Recorded data:
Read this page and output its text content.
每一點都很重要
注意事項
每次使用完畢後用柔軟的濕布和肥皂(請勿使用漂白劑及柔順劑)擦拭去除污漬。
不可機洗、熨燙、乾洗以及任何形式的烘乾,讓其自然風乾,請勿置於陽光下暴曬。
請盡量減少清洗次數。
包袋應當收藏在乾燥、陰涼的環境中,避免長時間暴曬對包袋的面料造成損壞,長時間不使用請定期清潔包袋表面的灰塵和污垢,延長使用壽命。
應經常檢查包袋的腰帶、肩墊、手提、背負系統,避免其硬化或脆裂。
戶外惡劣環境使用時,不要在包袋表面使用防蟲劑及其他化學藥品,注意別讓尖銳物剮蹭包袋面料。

To do.
Reproduce the material verbatim, line by line.

Result for this task.
Read this page and output its text content.
每一點都很重要
注意事項
每次使用完畢後用柔軟的濕布和肥皂(請勿使用漂白劑及柔順劑)擦拭去除污漬。
不可機洗、熨燙、乾洗以及任何形式的烘乾,讓其自然風乾,請勿置於陽光下暴曬。
請盡量減少清洗次數。
包袋應當收藏在乾燥、陰涼的環境中,避免長時間暴曬對包袋的面料造成損壞,長時間不使用請定期清潔包袋表面的灰塵和污垢,延長使用壽命。
應經常檢查包袋的腰帶、肩墊、手提、背負系統,避免其硬化或脆裂。
戶外惡劣環境使用時,不要在包袋表面使用防蟲劑及其他化學藥品,注意別讓尖銳物剮蹭包袋面料。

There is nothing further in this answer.